* Task to complete
Recast every line of the listing below as a Markdown table with two columns, Number and Entry, and skip any blank lines.

————

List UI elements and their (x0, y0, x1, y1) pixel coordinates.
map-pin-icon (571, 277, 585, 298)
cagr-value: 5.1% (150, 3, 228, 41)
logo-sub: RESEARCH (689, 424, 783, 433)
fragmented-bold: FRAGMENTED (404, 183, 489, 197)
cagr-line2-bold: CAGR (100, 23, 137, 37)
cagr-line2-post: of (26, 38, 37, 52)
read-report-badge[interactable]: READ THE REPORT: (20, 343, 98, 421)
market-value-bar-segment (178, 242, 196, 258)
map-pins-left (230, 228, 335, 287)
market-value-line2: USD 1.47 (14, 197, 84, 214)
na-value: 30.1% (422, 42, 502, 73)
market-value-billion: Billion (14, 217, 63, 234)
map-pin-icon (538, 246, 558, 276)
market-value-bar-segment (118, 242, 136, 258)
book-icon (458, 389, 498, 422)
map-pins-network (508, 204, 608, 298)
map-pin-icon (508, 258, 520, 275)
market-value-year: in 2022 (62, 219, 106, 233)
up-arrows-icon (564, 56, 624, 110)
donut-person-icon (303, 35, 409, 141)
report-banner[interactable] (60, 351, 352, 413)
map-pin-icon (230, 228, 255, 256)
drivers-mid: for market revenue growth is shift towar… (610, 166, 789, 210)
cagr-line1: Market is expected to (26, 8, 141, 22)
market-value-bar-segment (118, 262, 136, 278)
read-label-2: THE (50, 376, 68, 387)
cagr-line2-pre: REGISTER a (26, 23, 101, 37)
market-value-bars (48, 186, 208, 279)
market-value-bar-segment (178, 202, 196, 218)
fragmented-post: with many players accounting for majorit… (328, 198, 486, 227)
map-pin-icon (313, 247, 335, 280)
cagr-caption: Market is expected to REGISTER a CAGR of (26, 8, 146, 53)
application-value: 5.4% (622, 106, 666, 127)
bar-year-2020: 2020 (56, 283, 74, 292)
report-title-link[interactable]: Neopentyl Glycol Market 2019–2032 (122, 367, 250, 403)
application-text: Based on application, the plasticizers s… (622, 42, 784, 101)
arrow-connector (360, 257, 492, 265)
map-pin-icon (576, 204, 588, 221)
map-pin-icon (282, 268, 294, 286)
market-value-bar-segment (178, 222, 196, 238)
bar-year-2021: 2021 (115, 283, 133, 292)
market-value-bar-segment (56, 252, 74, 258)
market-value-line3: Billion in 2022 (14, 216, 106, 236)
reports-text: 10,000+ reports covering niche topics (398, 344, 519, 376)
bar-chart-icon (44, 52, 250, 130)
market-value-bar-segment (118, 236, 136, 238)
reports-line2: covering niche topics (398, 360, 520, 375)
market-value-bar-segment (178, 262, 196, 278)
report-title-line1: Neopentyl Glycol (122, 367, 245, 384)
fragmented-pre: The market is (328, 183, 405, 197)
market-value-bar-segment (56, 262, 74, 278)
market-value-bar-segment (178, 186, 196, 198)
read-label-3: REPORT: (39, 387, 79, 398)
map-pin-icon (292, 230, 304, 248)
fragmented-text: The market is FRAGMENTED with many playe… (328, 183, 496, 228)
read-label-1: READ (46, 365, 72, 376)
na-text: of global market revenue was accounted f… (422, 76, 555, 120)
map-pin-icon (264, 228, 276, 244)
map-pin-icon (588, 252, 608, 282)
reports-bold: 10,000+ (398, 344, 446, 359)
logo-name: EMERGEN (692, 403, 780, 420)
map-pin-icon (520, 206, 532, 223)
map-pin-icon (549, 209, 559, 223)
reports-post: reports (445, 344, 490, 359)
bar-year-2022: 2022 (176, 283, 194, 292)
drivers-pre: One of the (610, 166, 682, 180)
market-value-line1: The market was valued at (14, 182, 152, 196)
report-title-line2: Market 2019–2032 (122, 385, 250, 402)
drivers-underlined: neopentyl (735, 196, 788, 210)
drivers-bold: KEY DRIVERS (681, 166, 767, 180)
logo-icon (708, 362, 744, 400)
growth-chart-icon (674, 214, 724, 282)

————

* Written reply
| Number | Entry |
|---|---|
| 1 | List UI elements and their (x0, y0, x1, y1) pixel coordinates. |
| 2 | map-pin-icon (571, 277, 585, 298) |
| 3 | cagr-value: 5.1% (150, 3, 228, 41) |
| 4 | logo-sub: RESEARCH (689, 424, 783, 433) |
| 5 | fragmented-bold: FRAGMENTED (404, 183, 489, 197) |
| 6 | cagr-line2-bold: CAGR (100, 23, 137, 37) |
| 7 | cagr-line2-post: of (26, 38, 37, 52) |
| 8 | read-report-badge[interactable]: READ THE REPORT: (20, 343, 98, 421) |
| 9 | market-value-bar-segment (178, 242, 196, 258) |
| 10 | map-pins-left (230, 228, 335, 287) |
| 11 | market-value-line2: USD 1.47 (14, 197, 84, 214) |
| 12 | na-value: 30.1% (422, 42, 502, 73) |
| 13 | market-value-billion: Billion (14, 217, 63, 234) |
| 14 | map-pin-icon (538, 246, 558, 276) |
| 15 | market-value-bar-segment (118, 242, 136, 258) |
| 16 | book-icon (458, 389, 498, 422) |
| 17 | map-pins-network (508, 204, 608, 298) |
| 18 | map-pin-icon (508, 258, 520, 275) |
| 19 | market-value-year: in 2022 (62, 219, 106, 233) |
| 20 | up-arrows-icon (564, 56, 624, 110) |
| 21 | donut-person-icon (303, 35, 409, 141) |
| 22 | report-banner[interactable] (60, 351, 352, 413) |
| 23 | map-pin-icon (230, 228, 255, 256) |
| 24 | drivers-mid: for market revenue growth is shift towar… (610, 166, 789, 210) |
| 25 | cagr-line1: Market is expected to (26, 8, 141, 22) |
| 26 | market-value-bar-segment (118, 262, 136, 278) |
| 27 | read-label-2: THE (50, 376, 68, 387) |
| 28 | cagr-line2-pre: REGISTER a (26, 23, 101, 37) |
| 29 | market-value-bars (48, 186, 208, 279) |
| 30 | market-value-bar-segment (178, 202, 196, 218) |
| 31 | fragmented-post: with many players accounting for majorit… (328, 198, 486, 227) |
| 32 | map-pin-icon (313, 247, 335, 280) |
| 33 | cagr-caption: Market is expected to REGISTER a CAGR of (26, 8, 146, 53) |
| 34 | application-value: 5.4% (622, 106, 666, 127) |
| 35 | bar-year-2020: 2020 (56, 283, 74, 292) |
| 36 | report-title-link[interactable]: Neopentyl Glycol Market 2019–2032 (122, 367, 250, 403) |
| 37 | application-text: Based on application, the plasticizers s… (622, 42, 784, 101) |
| 38 | arrow-connector (360, 257, 492, 265) |
| 39 | map-pin-icon (576, 204, 588, 221) |
| 40 | map-pin-icon (282, 268, 294, 286) |
| 41 | market-value-bar-segment (178, 222, 196, 238) |
| 42 | bar-year-2021: 2021 (115, 283, 133, 292) |
| 43 | market-value-bar-segment (56, 252, 74, 258) |
| 44 | market-value-line3: Billion in 2022 (14, 216, 106, 236) |
| 45 | reports-text: 10,000+ reports covering niche topics (398, 344, 519, 376) |
| 46 | bar-chart-icon (44, 52, 250, 130) |
| 47 | market-value-bar-segment (118, 236, 136, 238) |
| 48 | reports-line2: covering niche topics (398, 360, 520, 375) |
| 49 | market-value-bar-segment (178, 262, 196, 278) |
| 50 | report-title-line1: Neopentyl Glycol (122, 367, 245, 384) |
| 51 | fragmented-pre: The market is (328, 183, 405, 197) |
| 52 | market-value-bar-segment (56, 262, 74, 278) |
| 53 | market-value-bar-segment (178, 186, 196, 198) |
| 54 | read-label-3: REPORT: (39, 387, 79, 398) |
| 55 | map-pin-icon (292, 230, 304, 248) |
| 56 | fragmented-text: The market is FRAGMENTED with many playe… (328, 183, 496, 228) |
| 57 | read-label-1: READ (46, 365, 72, 376) |
| 58 | na-text: of global market revenue was accounted f… (422, 76, 555, 120) |
| 59 | map-pin-icon (264, 228, 276, 244) |
| 60 | map-pin-icon (588, 252, 608, 282) |
| 61 | reports-bold: 10,000+ (398, 344, 446, 359) |
| 62 | logo-name: EMERGEN (692, 403, 780, 420) |
| 63 | map-pin-icon (520, 206, 532, 223) |
| 64 | map-pin-icon (549, 209, 559, 223) |
| 65 | reports-post: reports (445, 344, 490, 359) |
| 66 | bar-year-2022: 2022 (176, 283, 194, 292) |
| 67 | drivers-pre: One of the (610, 166, 682, 180) |
| 68 | market-value-line1: The market was valued at (14, 182, 152, 196) |
| 69 | report-title-line2: Market 2019–2032 (122, 385, 250, 402) |
| 70 | drivers-underlined: neopentyl (735, 196, 788, 210) |
| 71 | drivers-bold: KEY DRIVERS (681, 166, 767, 180) |
| 72 | logo-icon (708, 362, 744, 400) |
| 73 | growth-chart-icon (674, 214, 724, 282) |